:: Goal ::
Find the lines holding the word "color" and collect them.

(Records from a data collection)
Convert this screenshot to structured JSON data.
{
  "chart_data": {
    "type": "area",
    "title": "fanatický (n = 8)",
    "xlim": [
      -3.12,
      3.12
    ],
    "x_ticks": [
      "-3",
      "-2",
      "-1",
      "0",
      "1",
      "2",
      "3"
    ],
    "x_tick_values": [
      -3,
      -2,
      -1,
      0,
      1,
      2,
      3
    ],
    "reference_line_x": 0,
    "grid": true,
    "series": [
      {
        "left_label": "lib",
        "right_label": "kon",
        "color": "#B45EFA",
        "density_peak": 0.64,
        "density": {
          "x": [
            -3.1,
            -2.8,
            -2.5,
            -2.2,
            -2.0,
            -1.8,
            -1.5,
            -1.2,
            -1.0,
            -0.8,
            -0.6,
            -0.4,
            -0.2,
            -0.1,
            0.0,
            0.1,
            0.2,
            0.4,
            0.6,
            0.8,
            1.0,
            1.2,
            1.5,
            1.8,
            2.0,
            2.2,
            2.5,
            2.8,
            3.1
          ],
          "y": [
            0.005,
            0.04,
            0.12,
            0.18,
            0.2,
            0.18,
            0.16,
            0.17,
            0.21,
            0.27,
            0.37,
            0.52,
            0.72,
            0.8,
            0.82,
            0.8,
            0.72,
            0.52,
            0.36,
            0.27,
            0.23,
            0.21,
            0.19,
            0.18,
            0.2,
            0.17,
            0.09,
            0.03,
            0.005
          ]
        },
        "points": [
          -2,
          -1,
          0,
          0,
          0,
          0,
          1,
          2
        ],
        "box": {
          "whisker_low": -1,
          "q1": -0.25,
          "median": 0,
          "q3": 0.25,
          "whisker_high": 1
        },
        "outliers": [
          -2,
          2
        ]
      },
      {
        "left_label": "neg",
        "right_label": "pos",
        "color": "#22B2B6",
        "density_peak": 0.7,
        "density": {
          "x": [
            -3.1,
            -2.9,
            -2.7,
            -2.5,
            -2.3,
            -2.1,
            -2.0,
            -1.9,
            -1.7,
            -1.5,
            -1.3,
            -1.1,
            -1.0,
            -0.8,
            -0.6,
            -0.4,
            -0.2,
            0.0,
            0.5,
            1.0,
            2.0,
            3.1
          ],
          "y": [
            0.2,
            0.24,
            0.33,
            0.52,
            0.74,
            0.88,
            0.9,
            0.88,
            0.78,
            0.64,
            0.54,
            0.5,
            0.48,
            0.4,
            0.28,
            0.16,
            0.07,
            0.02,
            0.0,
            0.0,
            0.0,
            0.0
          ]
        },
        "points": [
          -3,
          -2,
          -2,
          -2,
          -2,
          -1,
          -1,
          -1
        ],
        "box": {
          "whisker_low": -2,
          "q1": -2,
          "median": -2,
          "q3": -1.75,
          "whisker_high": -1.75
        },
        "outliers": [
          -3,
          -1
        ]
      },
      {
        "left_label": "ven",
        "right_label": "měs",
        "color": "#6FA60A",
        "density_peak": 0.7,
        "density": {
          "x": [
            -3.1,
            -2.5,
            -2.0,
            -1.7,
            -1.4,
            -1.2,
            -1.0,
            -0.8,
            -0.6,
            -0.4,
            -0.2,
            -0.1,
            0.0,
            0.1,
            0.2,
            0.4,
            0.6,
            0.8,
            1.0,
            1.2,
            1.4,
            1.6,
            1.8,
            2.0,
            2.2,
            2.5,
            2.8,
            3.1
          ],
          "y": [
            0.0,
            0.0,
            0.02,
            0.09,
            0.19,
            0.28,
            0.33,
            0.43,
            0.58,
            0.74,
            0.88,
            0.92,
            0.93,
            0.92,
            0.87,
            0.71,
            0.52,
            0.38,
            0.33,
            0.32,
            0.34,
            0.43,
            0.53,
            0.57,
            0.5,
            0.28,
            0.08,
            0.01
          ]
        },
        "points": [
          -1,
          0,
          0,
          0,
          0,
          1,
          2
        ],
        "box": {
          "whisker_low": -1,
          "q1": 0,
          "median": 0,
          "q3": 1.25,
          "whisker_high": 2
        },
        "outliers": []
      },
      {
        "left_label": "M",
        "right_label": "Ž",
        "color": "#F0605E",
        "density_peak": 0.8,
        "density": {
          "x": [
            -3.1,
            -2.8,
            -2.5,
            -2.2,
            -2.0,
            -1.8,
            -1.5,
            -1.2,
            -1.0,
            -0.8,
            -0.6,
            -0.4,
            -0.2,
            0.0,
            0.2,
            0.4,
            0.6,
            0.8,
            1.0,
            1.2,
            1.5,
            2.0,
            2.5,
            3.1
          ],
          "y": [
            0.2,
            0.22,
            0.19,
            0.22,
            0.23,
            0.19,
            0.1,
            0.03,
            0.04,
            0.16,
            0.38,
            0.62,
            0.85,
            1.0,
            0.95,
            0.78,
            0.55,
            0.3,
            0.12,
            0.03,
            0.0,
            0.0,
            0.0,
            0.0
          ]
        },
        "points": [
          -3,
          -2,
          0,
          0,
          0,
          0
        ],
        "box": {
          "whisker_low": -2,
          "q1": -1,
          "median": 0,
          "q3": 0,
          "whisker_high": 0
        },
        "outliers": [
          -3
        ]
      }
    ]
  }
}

:: Result of the exercise ::
        "color": "#B45EFA",
        "color": "#22B2B6",
        "color": "#6FA60A",
        "color": "#F0605E",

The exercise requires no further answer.